-- begin RECORD EXCERPTS --

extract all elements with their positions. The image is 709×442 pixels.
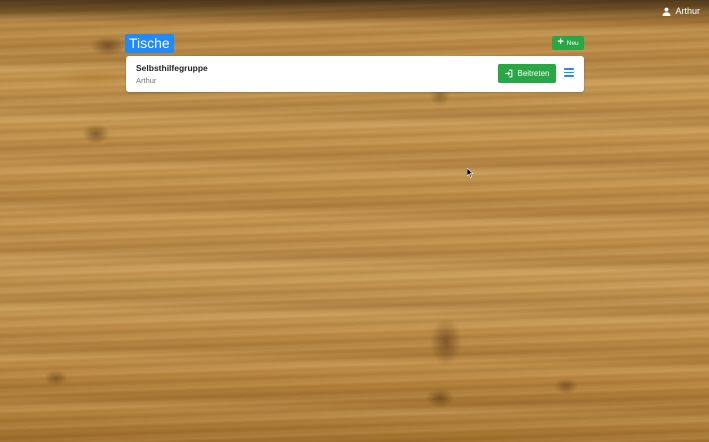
join-button[interactable]: Beitreten: [498, 64, 556, 83]
table-card: Selbsthilfegruppe Arthur Beitreten: [126, 56, 584, 92]
user-icon: [663, 7, 671, 16]
user-menu[interactable]: Arthur: [662, 6, 700, 16]
plus-icon: +: [557, 36, 564, 48]
table-name: Selbsthilfegruppe: [136, 63, 208, 73]
user-name: Arthur: [675, 6, 700, 16]
table-owner: Arthur: [136, 76, 157, 85]
new-button-label: Neu: [566, 39, 579, 47]
page-title: Tische: [125, 34, 174, 53]
mouse-cursor-icon: [467, 168, 474, 178]
sign-in-icon: [505, 69, 513, 78]
hamburger-menu-icon[interactable]: [564, 68, 574, 78]
new-table-button[interactable]: + Neu: [552, 36, 584, 50]
join-button-label: Beitreten: [517, 69, 550, 78]
top-navbar: Arthur: [0, 0, 709, 24]
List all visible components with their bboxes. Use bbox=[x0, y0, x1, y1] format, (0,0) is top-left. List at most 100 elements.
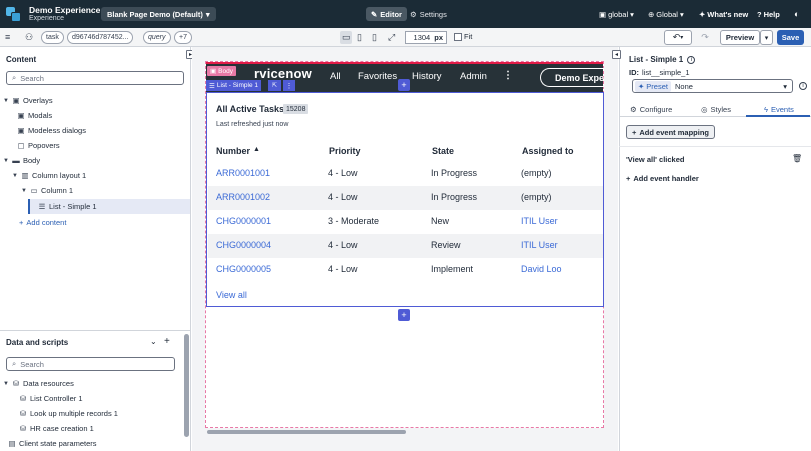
redo-icon[interactable]: ↷ bbox=[697, 30, 713, 45]
info-icon[interactable]: i bbox=[799, 82, 807, 90]
client-state-icon: ▤ bbox=[8, 439, 16, 448]
whats-new-button[interactable]: ✦ What's new bbox=[699, 7, 748, 21]
theme-toggle-icon[interactable]: ◐ bbox=[794, 7, 799, 21]
record-number-link[interactable]: ARR0001001 bbox=[216, 168, 270, 178]
editor-tab[interactable]: ✎ Editor bbox=[366, 7, 407, 21]
tree-item-label: List Controller 1 bbox=[30, 394, 83, 403]
chevron-down-icon[interactable]: ⌄ bbox=[150, 337, 157, 346]
column-header-state[interactable]: State bbox=[432, 146, 454, 156]
info-icon[interactable]: i bbox=[687, 55, 696, 64]
chevron-down-icon: ▼ bbox=[3, 157, 9, 164]
list-component-tag[interactable]: ☰ List - Simple 1 bbox=[206, 80, 262, 91]
add-event-mapping-button[interactable]: + Add event mapping bbox=[626, 125, 715, 139]
tree-item-data-resource[interactable]: ⛁ List Controller 1 bbox=[19, 394, 83, 403]
add-event-handler-button[interactable]: + Add event handler bbox=[626, 174, 699, 183]
view-all-link[interactable]: View all bbox=[216, 290, 247, 300]
data-search-input[interactable]: ⌕ Search bbox=[6, 357, 175, 371]
page-selector-label: Blank Page Demo (Default) bbox=[107, 9, 203, 19]
more-vertical-icon[interactable]: ⋮ bbox=[503, 70, 513, 81]
canvas-horizontal-scrollbar[interactable] bbox=[207, 430, 406, 434]
nav-item-favorites[interactable]: Favorites bbox=[358, 71, 397, 82]
canvas-width-input[interactable]: 1304 px bbox=[405, 31, 447, 44]
more-params-pill[interactable]: +7 bbox=[174, 31, 192, 44]
tree-item-column-layout[interactable]: ▼ ▥ Column layout 1 bbox=[12, 171, 86, 180]
tab-styles[interactable]: ◎ Styles bbox=[701, 105, 731, 114]
settings-tab[interactable]: ⚙ Settings bbox=[410, 7, 447, 21]
expand-icon[interactable]: ⤢ bbox=[388, 32, 395, 43]
tree-item-overlays[interactable]: ▼ ▣ Overlays bbox=[3, 96, 53, 105]
tree-item-body[interactable]: ▼ ▬ Body bbox=[3, 156, 40, 165]
undo-button[interactable]: ↶ ▾ bbox=[664, 30, 692, 45]
add-content-link[interactable]: + Add content bbox=[19, 218, 66, 227]
experience-pill[interactable]: Demo Experi bbox=[540, 68, 604, 87]
chevron-down-icon: ▾ bbox=[205, 9, 210, 19]
app-logo-icon bbox=[6, 7, 21, 22]
column-header-number[interactable]: Number ▲ bbox=[216, 146, 260, 156]
collapse-panel-icon[interactable]: ◂ bbox=[612, 50, 621, 59]
preview-button[interactable]: Preview bbox=[720, 30, 760, 45]
tree-item-client-state[interactable]: ▤ Client state parameters bbox=[8, 439, 97, 448]
assigned-to-link[interactable]: David Loo bbox=[521, 264, 562, 274]
component-title: List - Simple 1 i bbox=[629, 55, 696, 64]
nav-item-history[interactable]: History bbox=[412, 71, 442, 82]
fit-checkbox[interactable] bbox=[454, 33, 462, 41]
column-header-assigned-to[interactable]: Assigned to bbox=[522, 146, 574, 156]
plus-icon: + bbox=[401, 309, 407, 320]
mobile-icon[interactable]: ▯ bbox=[372, 32, 377, 43]
state-cell: Review bbox=[431, 240, 461, 250]
column-header-priority[interactable]: Priority bbox=[329, 146, 361, 156]
tree-item-modeless-dialogs[interactable]: ▣ Modeless dialogs bbox=[17, 126, 86, 135]
trash-icon[interactable]: 🗑 bbox=[792, 154, 802, 163]
hamburger-icon[interactable]: ≡ bbox=[5, 32, 10, 42]
tree-item-popovers[interactable]: ▢ Popovers bbox=[17, 141, 59, 150]
tab-configure[interactable]: ⚙ Configure bbox=[630, 105, 672, 114]
chevron-down-icon: ▼ bbox=[3, 380, 9, 387]
column-header-label: Number bbox=[216, 146, 251, 156]
tree-item-modals[interactable]: ▣ Modals bbox=[17, 111, 52, 120]
panel-scrollbar[interactable] bbox=[184, 334, 189, 437]
popover-icon: ▢ bbox=[17, 141, 25, 150]
scope-picker[interactable]: ▣ global ▾ bbox=[599, 7, 634, 21]
preset-select[interactable]: ✦ Preset None ▾ bbox=[632, 79, 793, 93]
tree-item-column[interactable]: ▼ ▭ Column 1 bbox=[21, 186, 73, 195]
url-param-pill[interactable]: task bbox=[41, 31, 64, 44]
more-vertical-icon[interactable]: ⋮ bbox=[283, 80, 295, 91]
section-divider bbox=[619, 146, 811, 147]
add-component-button[interactable]: + bbox=[398, 79, 410, 91]
record-number-link[interactable]: CHG0000005 bbox=[216, 264, 271, 274]
user-icon[interactable]: ⚇ bbox=[25, 32, 33, 43]
assigned-to-link[interactable]: ITIL User bbox=[521, 240, 558, 250]
tree-item-data-resources[interactable]: ▼ ⛁ Data resources bbox=[3, 379, 74, 388]
preview-dropdown[interactable]: ▾ bbox=[760, 30, 773, 45]
tree-item-label: Column layout 1 bbox=[32, 171, 87, 180]
pencil-icon: ✎ bbox=[371, 9, 378, 19]
tree-item-data-resource[interactable]: ⛁ Look up multiple records 1 bbox=[19, 409, 118, 418]
body-tag[interactable]: ▣ Body bbox=[207, 66, 236, 76]
select-parent-icon[interactable]: ⇱ bbox=[268, 80, 281, 91]
tree-item-label: Client state parameters bbox=[19, 439, 97, 448]
language-picker[interactable]: ⊕ Global ▾ bbox=[648, 7, 684, 21]
content-search-input[interactable]: ⌕ Search bbox=[6, 71, 184, 85]
sort-ascending-icon: ▲ bbox=[253, 146, 260, 153]
tree-item-list-simple[interactable]: ☰ List - Simple 1 bbox=[38, 202, 97, 211]
record-number-link[interactable]: CHG0000004 bbox=[216, 240, 271, 250]
nav-item-all[interactable]: All bbox=[330, 71, 341, 82]
tree-item-data-resource[interactable]: ⛁ HR case creation 1 bbox=[19, 424, 94, 433]
page-selector[interactable]: Blank Page Demo (Default) ▾ bbox=[101, 7, 216, 21]
tablet-icon[interactable]: ▯ bbox=[357, 32, 362, 43]
nav-item-admin[interactable]: Admin bbox=[460, 71, 487, 82]
url-param-pill[interactable]: d96746d787452... bbox=[67, 31, 134, 44]
url-param-pill[interactable]: query bbox=[143, 31, 171, 44]
record-number-link[interactable]: ARR0001002 bbox=[216, 192, 270, 202]
record-number-link[interactable]: CHG0000001 bbox=[216, 216, 271, 226]
add-data-icon[interactable]: + bbox=[164, 336, 170, 347]
save-button[interactable]: Save bbox=[777, 30, 804, 45]
priority-cell: 4 - Low bbox=[328, 192, 358, 202]
tab-events[interactable]: ϟ Events bbox=[764, 105, 794, 114]
list-title: All Active Tasks bbox=[216, 104, 285, 114]
palette-icon: ◎ bbox=[701, 105, 708, 114]
help-button[interactable]: ? Help bbox=[757, 7, 780, 21]
chevron-down-icon: ▾ bbox=[630, 9, 634, 19]
add-component-button[interactable]: + bbox=[398, 309, 410, 321]
assigned-to-link[interactable]: ITIL User bbox=[521, 216, 558, 226]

-- end RECORD EXCERPTS --

Reproduce the lines of the items above from the one containing "join-button[interactable]: Beitreten: [498, 64, 556, 83]" through the one containing "table-owner: Arthur: [136, 76, 157, 85]", both included, without changing a character.

join-button[interactable]: Beitreten: [498, 64, 556, 83]
table-card: Selbsthilfegruppe Arthur Beitreten: [126, 56, 584, 92]
user-icon: [663, 7, 671, 16]
user-menu[interactable]: Arthur: [662, 6, 700, 16]
plus-icon: +: [557, 36, 564, 48]
table-name: Selbsthilfegruppe: [136, 63, 208, 73]
user-name: Arthur: [675, 6, 700, 16]
table-owner: Arthur: [136, 76, 157, 85]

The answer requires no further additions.